**DATASET RECORDS**
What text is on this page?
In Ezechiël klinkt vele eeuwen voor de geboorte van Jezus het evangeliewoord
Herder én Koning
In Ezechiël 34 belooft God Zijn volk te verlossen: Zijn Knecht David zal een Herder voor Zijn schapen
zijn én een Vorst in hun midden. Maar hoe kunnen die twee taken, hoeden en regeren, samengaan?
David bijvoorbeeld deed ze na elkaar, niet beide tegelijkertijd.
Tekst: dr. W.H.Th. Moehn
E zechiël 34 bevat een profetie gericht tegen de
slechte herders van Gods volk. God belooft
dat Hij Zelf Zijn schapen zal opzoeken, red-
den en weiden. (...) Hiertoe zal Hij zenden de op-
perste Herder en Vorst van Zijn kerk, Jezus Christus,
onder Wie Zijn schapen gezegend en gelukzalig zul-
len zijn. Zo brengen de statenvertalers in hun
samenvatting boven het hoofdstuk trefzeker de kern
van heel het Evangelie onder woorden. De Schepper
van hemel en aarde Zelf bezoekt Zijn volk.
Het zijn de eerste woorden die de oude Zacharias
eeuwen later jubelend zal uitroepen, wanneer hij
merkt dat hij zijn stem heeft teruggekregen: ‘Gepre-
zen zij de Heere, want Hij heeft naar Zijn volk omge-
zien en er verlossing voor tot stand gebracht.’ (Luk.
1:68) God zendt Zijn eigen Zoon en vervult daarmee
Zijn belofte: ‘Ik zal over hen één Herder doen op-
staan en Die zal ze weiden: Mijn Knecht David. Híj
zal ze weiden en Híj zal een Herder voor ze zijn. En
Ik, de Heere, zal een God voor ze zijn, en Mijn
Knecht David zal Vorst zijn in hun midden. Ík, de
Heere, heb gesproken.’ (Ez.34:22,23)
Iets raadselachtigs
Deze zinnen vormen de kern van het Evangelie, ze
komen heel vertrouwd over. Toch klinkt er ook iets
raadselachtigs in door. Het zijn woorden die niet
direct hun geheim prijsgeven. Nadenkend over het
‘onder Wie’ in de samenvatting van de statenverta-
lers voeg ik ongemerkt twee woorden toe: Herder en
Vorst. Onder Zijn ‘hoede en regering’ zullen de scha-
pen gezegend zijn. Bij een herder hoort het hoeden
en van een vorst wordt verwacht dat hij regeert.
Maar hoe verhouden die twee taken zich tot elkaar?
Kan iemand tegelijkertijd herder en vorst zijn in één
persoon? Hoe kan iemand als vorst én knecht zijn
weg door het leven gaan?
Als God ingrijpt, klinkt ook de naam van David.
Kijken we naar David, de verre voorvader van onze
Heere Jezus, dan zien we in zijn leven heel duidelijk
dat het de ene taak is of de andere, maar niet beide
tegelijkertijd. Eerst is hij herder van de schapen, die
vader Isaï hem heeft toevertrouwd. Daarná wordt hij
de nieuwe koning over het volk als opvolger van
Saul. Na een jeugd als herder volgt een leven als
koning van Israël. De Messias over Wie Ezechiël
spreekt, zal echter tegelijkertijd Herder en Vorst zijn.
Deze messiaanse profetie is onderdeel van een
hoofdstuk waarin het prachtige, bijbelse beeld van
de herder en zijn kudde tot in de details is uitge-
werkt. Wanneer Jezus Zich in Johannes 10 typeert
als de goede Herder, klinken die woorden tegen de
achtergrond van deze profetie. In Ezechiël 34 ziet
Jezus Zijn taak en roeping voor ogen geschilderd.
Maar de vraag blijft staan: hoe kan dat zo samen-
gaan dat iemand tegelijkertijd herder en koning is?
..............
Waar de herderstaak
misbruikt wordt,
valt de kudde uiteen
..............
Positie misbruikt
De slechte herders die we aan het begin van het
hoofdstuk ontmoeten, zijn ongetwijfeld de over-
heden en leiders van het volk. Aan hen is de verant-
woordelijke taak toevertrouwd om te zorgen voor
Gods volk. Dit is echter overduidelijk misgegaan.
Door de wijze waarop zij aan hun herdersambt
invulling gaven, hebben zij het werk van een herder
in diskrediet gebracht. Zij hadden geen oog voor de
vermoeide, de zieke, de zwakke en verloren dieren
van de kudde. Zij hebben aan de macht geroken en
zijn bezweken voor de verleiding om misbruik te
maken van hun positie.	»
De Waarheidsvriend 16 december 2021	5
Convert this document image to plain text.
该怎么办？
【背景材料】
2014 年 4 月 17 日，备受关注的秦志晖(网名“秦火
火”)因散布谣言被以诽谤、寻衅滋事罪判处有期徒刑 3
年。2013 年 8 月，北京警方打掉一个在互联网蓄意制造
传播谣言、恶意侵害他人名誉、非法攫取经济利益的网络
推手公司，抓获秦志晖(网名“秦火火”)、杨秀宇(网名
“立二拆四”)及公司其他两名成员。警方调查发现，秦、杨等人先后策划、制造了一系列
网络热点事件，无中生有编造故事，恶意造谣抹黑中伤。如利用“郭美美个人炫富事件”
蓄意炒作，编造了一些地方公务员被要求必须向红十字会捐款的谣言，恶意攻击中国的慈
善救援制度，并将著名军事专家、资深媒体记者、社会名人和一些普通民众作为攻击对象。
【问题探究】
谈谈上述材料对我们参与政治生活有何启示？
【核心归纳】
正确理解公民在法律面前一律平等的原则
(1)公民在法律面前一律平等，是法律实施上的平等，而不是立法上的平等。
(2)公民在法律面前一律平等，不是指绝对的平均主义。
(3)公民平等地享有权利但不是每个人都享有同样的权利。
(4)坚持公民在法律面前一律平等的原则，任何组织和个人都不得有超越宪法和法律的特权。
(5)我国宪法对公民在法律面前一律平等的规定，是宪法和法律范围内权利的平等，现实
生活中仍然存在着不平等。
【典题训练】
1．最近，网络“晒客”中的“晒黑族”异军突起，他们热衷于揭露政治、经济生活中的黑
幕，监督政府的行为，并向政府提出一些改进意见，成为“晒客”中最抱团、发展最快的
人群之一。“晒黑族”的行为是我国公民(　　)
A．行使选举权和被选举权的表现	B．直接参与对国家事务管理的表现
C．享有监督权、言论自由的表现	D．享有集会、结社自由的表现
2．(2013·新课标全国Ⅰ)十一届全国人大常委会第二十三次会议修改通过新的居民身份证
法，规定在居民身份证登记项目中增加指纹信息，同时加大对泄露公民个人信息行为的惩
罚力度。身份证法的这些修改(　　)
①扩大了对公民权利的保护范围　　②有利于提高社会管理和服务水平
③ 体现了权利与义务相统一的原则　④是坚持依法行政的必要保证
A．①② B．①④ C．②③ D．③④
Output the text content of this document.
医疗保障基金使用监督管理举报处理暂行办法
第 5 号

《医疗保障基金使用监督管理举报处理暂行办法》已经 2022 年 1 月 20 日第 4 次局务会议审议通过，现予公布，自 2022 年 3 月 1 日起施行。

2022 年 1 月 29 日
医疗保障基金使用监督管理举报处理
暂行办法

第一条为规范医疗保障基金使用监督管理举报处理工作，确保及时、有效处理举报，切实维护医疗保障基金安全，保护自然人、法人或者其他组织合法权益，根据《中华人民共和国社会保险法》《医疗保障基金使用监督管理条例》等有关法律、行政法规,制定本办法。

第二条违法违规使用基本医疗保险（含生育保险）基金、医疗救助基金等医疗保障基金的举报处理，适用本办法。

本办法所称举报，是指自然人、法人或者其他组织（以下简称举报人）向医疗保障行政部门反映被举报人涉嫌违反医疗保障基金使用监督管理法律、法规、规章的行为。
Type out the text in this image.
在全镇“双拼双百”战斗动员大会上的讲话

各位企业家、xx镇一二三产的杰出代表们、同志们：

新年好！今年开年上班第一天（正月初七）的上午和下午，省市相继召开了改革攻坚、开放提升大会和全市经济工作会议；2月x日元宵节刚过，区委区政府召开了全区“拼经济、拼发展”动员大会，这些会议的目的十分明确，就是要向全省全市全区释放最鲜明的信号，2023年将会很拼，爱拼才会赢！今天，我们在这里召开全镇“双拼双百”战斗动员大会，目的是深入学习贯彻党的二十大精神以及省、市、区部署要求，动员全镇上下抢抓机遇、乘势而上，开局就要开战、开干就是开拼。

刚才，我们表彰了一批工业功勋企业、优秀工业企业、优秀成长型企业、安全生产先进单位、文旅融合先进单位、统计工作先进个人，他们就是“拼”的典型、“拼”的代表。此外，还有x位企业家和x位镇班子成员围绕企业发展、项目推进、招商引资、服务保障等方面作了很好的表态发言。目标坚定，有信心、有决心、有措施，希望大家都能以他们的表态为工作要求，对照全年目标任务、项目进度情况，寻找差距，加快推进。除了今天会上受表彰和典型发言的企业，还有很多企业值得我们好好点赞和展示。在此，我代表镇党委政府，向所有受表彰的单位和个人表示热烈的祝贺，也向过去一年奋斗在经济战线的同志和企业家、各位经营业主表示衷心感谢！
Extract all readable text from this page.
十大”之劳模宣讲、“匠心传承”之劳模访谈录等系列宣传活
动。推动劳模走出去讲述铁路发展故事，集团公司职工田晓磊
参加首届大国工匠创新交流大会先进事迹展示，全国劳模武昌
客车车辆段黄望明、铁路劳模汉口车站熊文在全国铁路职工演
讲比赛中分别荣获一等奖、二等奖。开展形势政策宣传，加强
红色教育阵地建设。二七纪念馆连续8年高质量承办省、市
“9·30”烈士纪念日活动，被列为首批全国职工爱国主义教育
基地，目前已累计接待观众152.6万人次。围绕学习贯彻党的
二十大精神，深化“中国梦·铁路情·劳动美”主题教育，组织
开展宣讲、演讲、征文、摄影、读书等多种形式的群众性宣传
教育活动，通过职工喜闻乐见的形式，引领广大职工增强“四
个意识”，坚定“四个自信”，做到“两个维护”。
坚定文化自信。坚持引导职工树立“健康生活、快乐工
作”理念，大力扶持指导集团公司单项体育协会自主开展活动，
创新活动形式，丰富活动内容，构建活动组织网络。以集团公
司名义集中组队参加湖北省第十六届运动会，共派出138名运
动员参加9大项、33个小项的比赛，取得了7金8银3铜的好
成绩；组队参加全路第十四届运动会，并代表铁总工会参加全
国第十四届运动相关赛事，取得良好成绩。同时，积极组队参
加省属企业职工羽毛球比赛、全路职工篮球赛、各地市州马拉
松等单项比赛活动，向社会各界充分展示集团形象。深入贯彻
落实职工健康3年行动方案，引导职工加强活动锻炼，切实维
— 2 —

**TASK DETAILS**
Return every line holding the word "echter" from the records.

**SOLUTION TO THIS TASK**
spreekt, zal echter tegelijkertijd Herder en Vorst zijn.
Gods volk. Dit is echter overduidelijk misgegaan.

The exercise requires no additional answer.